Restate the data exactly as given and keep the pictures out.

○ ○ ○ ○ ○

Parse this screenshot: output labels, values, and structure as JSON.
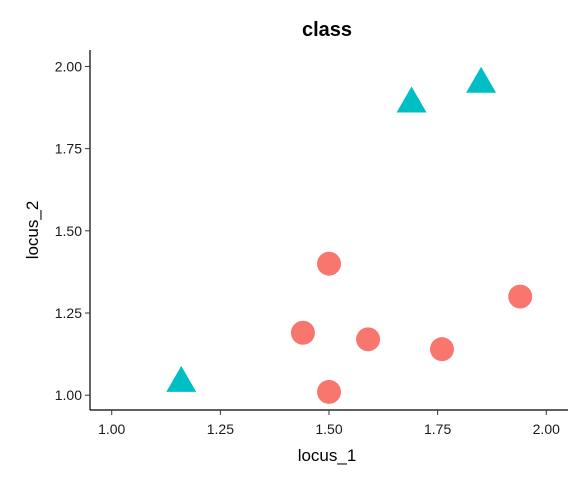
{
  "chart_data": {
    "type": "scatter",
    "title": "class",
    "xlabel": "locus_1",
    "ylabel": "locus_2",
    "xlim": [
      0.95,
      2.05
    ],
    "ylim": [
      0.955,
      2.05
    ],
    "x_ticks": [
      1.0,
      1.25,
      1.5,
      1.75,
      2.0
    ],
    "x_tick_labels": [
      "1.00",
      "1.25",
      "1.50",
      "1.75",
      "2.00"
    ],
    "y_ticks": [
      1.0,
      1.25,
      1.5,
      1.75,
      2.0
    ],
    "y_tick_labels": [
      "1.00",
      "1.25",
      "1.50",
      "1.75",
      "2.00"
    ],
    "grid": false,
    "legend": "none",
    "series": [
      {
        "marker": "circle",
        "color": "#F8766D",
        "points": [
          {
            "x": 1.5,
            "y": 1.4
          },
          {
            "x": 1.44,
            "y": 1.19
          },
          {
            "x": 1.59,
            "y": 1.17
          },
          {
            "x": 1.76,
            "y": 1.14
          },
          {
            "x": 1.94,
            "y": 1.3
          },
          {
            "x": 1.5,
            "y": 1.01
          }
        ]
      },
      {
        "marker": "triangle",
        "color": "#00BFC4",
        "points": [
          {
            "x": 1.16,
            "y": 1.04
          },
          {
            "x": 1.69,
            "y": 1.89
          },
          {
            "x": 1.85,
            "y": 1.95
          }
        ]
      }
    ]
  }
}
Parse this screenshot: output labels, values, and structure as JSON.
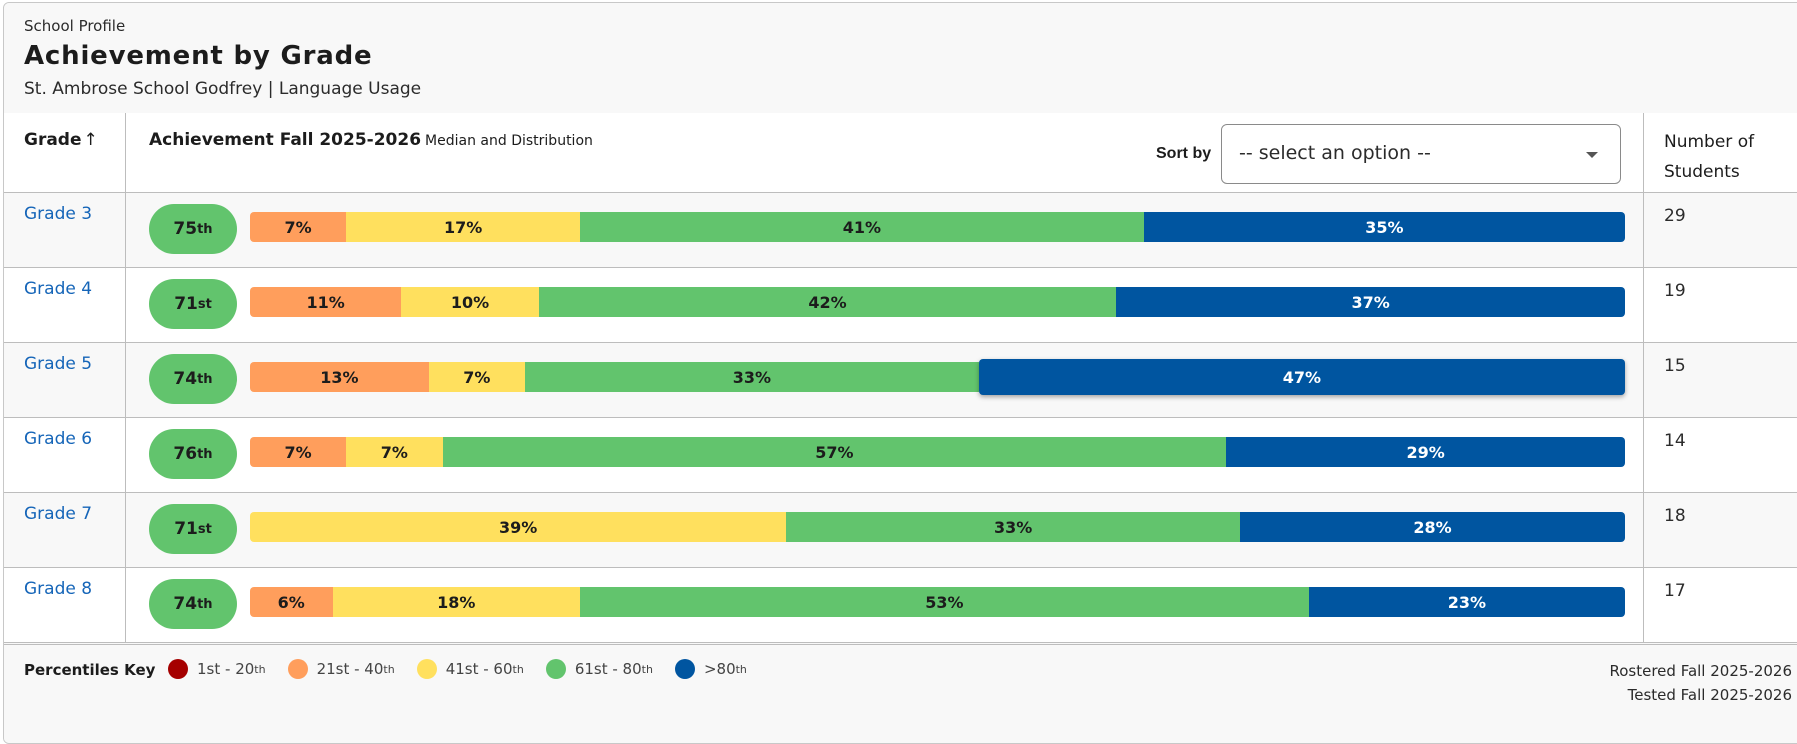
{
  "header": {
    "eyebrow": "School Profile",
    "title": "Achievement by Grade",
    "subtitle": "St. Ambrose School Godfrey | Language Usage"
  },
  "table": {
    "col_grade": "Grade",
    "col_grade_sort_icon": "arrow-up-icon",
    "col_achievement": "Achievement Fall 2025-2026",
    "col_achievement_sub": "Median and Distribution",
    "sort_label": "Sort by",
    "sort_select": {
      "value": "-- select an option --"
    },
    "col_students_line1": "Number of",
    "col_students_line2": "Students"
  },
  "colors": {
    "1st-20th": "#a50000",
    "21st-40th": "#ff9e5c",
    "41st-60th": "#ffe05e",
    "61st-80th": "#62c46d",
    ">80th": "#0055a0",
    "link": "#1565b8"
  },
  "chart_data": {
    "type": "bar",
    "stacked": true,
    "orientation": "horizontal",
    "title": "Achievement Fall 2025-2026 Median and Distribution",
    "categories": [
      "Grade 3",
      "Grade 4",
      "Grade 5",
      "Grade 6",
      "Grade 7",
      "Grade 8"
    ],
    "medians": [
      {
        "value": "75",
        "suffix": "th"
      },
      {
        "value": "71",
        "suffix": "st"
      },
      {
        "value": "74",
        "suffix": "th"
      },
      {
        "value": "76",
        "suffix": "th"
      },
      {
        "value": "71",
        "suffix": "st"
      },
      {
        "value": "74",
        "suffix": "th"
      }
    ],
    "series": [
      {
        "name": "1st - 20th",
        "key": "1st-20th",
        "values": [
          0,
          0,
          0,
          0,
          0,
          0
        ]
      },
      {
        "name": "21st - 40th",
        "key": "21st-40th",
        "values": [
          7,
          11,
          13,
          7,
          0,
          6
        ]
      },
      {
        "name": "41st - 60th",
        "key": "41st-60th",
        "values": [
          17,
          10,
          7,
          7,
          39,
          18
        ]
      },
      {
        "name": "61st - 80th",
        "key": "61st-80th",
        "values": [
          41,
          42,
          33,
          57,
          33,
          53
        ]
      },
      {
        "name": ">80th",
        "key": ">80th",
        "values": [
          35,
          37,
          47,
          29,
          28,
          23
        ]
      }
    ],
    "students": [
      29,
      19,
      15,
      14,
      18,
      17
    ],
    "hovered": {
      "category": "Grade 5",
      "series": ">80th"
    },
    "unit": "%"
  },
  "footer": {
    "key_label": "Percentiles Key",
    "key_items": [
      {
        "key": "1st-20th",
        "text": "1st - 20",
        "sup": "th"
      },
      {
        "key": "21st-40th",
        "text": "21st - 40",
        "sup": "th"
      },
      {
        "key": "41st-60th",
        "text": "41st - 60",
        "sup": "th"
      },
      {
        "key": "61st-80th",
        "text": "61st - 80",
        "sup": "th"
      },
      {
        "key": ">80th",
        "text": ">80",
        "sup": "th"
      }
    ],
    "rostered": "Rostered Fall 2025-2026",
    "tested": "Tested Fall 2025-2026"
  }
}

○ ○ ○ ○ ○

EXERCISE SOLUTION:
Parse this screenshot: output labels, values, and structure as JSON.
{
  "chart_data": {
    "type": "scatter",
    "title": "class",
    "xlabel": "locus_1",
    "ylabel": "locus_2",
    "xlim": [
      0.95,
      2.05
    ],
    "ylim": [
      0.955,
      2.05
    ],
    "x_ticks": [
      1.0,
      1.25,
      1.5,
      1.75,
      2.0
    ],
    "x_tick_labels": [
      "1.00",
      "1.25",
      "1.50",
      "1.75",
      "2.00"
    ],
    "y_ticks": [
      1.0,
      1.25,
      1.5,
      1.75,
      2.0
    ],
    "y_tick_labels": [
      "1.00",
      "1.25",
      "1.50",
      "1.75",
      "2.00"
    ],
    "grid": false,
    "legend": "none",
    "series": [
      {
        "marker": "circle",
        "color": "#F8766D",
        "points": [
          {
            "x": 1.5,
            "y": 1.4
          },
          {
            "x": 1.44,
            "y": 1.19
          },
          {
            "x": 1.59,
            "y": 1.17
          },
          {
            "x": 1.76,
            "y": 1.14
          },
          {
            "x": 1.94,
            "y": 1.3
          },
          {
            "x": 1.5,
            "y": 1.01
          }
        ]
      },
      {
        "marker": "triangle",
        "color": "#00BFC4",
        "points": [
          {
            "x": 1.16,
            "y": 1.04
          },
          {
            "x": 1.69,
            "y": 1.89
          },
          {
            "x": 1.85,
            "y": 1.95
          }
        ]
      }
    ]
  }
}
Parse this screenshot: output labels, values, and structure as JSON.
{
  "header": {
    "eyebrow": "School Profile",
    "title": "Achievement by Grade",
    "subtitle": "St. Ambrose School Godfrey | Language Usage"
  },
  "table": {
    "col_grade": "Grade",
    "col_grade_sort_icon": "arrow-up-icon",
    "col_achievement": "Achievement Fall 2025-2026",
    "col_achievement_sub": "Median and Distribution",
    "sort_label": "Sort by",
    "sort_select": {
      "value": "-- select an option --"
    },
    "col_students_line1": "Number of",
    "col_students_line2": "Students"
  },
  "colors": {
    "1st-20th": "#a50000",
    "21st-40th": "#ff9e5c",
    "41st-60th": "#ffe05e",
    "61st-80th": "#62c46d",
    ">80th": "#0055a0",
    "link": "#1565b8"
  },
  "chart_data": {
    "type": "bar",
    "stacked": true,
    "orientation": "horizontal",
    "title": "Achievement Fall 2025-2026 Median and Distribution",
    "categories": [
      "Grade 3",
      "Grade 4",
      "Grade 5",
      "Grade 6",
      "Grade 7",
      "Grade 8"
    ],
    "medians": [
      {
        "value": "75",
        "suffix": "th"
      },
      {
        "value": "71",
        "suffix": "st"
      },
      {
        "value": "74",
        "suffix": "th"
      },
      {
        "value": "76",
        "suffix": "th"
      },
      {
        "value": "71",
        "suffix": "st"
      },
      {
        "value": "74",
        "suffix": "th"
      }
    ],
    "series": [
      {
        "name": "1st - 20th",
        "key": "1st-20th",
        "values": [
          0,
          0,
          0,
          0,
          0,
          0
        ]
      },
      {
        "name": "21st - 40th",
        "key": "21st-40th",
        "values": [
          7,
          11,
          13,
          7,
          0,
          6
        ]
      },
      {
        "name": "41st - 60th",
        "key": "41st-60th",
        "values": [
          17,
          10,
          7,
          7,
          39,
          18
        ]
      },
      {
        "name": "61st - 80th",
        "key": "61st-80th",
        "values": [
          41,
          42,
          33,
          57,
          33,
          53
        ]
      },
      {
        "name": ">80th",
        "key": ">80th",
        "values": [
          35,
          37,
          47,
          29,
          28,
          23
        ]
      }
    ],
    "students": [
      29,
      19,
      15,
      14,
      18,
      17
    ],
    "hovered": {
      "category": "Grade 5",
      "series": ">80th"
    },
    "unit": "%"
  },
  "footer": {
    "key_label": "Percentiles Key",
    "key_items": [
      {
        "key": "1st-20th",
        "text": "1st - 20",
        "sup": "th"
      },
      {
        "key": "21st-40th",
        "text": "21st - 40",
        "sup": "th"
      },
      {
        "key": "41st-60th",
        "text": "41st - 60",
        "sup": "th"
      },
      {
        "key": "61st-80th",
        "text": "61st - 80",
        "sup": "th"
      },
      {
        "key": ">80th",
        "text": ">80",
        "sup": "th"
      }
    ],
    "rostered": "Rostered Fall 2025-2026",
    "tested": "Tested Fall 2025-2026"
  }
}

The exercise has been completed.